--- begin DATASET EXTRACT ---

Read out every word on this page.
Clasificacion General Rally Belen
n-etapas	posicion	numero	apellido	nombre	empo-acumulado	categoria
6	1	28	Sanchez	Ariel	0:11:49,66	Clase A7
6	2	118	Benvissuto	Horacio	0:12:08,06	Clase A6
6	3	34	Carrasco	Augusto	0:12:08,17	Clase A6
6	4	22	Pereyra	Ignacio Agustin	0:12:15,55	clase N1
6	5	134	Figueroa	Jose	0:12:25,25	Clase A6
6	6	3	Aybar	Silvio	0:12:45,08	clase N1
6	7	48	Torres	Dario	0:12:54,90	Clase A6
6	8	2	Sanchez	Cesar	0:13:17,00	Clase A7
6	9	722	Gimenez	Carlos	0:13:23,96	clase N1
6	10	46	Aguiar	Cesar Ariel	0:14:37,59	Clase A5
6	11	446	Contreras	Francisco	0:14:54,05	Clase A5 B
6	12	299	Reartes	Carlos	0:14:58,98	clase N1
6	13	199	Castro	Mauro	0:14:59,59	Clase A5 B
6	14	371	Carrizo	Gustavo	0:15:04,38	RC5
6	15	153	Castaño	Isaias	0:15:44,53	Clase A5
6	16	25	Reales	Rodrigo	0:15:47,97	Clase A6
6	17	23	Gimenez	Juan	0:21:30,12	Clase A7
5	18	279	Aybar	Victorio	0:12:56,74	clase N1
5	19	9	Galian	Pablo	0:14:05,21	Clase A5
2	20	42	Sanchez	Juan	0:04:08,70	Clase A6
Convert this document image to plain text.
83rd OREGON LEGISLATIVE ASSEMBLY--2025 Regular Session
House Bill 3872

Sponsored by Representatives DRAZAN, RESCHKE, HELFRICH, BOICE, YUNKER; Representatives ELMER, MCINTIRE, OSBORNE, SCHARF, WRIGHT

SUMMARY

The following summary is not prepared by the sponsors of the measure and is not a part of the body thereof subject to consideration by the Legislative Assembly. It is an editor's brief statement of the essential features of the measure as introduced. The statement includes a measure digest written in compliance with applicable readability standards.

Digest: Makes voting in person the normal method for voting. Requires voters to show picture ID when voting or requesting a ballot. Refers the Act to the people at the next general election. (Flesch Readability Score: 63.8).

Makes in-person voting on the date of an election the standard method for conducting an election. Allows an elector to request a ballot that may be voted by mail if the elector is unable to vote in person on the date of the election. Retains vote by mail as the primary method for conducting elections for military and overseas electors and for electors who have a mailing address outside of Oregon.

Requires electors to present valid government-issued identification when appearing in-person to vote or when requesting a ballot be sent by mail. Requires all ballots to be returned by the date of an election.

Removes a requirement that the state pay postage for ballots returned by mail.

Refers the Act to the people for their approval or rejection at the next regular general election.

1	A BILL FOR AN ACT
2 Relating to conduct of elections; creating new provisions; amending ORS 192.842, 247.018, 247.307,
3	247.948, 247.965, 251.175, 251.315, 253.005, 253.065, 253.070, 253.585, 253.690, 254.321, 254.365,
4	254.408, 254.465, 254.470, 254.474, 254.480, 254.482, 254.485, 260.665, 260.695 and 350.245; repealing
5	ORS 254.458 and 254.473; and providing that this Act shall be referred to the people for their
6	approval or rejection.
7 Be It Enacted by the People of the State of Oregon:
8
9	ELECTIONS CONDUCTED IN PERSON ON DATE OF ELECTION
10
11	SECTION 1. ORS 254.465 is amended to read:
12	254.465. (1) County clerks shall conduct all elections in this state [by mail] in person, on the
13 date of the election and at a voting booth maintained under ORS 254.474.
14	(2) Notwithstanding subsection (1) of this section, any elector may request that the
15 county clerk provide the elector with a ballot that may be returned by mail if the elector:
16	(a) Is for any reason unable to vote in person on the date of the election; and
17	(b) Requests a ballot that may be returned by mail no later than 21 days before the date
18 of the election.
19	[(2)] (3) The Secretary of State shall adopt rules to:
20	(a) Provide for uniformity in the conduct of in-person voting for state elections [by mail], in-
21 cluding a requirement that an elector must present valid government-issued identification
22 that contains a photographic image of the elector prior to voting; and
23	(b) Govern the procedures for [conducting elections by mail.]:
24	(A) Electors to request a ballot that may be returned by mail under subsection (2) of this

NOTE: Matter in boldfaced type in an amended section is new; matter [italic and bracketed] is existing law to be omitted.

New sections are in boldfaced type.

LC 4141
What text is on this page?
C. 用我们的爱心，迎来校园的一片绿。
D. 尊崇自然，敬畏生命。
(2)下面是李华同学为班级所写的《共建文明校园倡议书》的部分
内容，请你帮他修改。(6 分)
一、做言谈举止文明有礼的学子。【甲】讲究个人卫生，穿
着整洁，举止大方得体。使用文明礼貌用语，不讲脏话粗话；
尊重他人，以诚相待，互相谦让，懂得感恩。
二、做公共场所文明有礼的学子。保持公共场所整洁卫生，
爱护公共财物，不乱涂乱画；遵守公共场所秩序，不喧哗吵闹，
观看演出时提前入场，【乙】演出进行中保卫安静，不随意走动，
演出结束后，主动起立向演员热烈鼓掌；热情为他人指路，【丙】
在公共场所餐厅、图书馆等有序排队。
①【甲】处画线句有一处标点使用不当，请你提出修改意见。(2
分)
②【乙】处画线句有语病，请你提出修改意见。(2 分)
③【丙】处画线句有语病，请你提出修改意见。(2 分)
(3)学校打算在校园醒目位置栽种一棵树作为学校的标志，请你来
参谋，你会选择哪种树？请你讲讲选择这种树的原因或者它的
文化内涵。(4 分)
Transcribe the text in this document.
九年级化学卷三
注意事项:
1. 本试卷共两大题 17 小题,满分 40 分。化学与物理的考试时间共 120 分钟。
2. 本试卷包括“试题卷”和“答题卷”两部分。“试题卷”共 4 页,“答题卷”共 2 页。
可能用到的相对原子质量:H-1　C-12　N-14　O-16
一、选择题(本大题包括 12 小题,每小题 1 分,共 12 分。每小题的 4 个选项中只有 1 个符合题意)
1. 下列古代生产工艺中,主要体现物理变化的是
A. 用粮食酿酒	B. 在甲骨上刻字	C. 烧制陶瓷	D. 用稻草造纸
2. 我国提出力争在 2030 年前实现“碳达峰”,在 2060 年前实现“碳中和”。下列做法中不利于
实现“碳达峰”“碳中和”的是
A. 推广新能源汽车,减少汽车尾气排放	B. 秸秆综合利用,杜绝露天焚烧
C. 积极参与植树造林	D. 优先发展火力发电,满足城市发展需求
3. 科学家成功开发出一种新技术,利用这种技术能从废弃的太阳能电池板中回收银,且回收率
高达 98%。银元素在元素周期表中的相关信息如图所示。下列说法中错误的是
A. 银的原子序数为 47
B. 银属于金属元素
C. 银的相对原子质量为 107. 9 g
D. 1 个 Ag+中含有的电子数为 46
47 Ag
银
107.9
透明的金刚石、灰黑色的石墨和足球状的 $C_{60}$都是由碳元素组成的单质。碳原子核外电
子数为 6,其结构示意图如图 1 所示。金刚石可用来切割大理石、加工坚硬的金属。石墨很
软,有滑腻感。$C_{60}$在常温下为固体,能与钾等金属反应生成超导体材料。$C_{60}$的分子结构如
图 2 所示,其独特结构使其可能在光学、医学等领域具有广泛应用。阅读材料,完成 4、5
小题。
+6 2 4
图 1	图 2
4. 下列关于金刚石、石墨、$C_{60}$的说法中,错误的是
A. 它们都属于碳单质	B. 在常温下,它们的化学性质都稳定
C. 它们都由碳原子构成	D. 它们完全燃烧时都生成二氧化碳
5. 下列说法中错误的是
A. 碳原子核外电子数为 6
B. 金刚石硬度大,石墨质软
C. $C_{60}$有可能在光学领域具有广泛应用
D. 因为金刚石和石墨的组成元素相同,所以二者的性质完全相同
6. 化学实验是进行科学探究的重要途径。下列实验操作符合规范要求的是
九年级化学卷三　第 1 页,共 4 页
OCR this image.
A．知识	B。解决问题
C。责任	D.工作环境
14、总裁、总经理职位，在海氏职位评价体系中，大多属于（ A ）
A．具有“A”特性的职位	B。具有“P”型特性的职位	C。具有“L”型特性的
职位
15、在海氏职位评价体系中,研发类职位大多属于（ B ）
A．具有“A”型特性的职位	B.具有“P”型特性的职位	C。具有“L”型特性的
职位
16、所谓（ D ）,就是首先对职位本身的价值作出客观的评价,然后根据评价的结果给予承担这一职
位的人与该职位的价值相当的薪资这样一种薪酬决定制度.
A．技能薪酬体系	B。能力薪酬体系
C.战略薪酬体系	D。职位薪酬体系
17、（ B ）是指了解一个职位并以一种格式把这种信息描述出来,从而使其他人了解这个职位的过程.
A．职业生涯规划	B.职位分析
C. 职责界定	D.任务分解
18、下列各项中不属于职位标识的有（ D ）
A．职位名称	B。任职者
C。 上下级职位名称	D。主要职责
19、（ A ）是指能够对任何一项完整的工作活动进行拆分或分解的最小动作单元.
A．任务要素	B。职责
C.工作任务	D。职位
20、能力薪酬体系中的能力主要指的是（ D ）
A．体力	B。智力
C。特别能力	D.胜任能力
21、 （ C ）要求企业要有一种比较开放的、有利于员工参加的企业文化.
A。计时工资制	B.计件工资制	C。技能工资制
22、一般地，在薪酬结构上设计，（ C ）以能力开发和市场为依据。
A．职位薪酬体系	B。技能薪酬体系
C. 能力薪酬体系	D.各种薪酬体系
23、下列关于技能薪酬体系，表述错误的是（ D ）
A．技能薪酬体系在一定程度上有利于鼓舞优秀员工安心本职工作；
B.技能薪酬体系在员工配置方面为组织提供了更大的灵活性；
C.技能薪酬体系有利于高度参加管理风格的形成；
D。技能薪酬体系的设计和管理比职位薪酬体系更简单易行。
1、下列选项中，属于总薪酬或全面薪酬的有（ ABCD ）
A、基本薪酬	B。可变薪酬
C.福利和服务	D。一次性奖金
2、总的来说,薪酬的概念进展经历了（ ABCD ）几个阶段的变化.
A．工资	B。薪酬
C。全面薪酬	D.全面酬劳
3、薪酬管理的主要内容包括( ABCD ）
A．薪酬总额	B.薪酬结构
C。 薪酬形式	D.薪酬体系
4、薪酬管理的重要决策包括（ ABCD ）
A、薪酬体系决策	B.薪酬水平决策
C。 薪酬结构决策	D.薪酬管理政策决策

--- end DATASET EXTRACT ---

SET TASK — Find each line holding "boldfaced". Copy it out.

THE RESPONSE —
NOTE: Matter in boldfaced type in an amended section is new; matter [italic and bracketed] is existing law to be omitted.
New sections are in boldfaced type.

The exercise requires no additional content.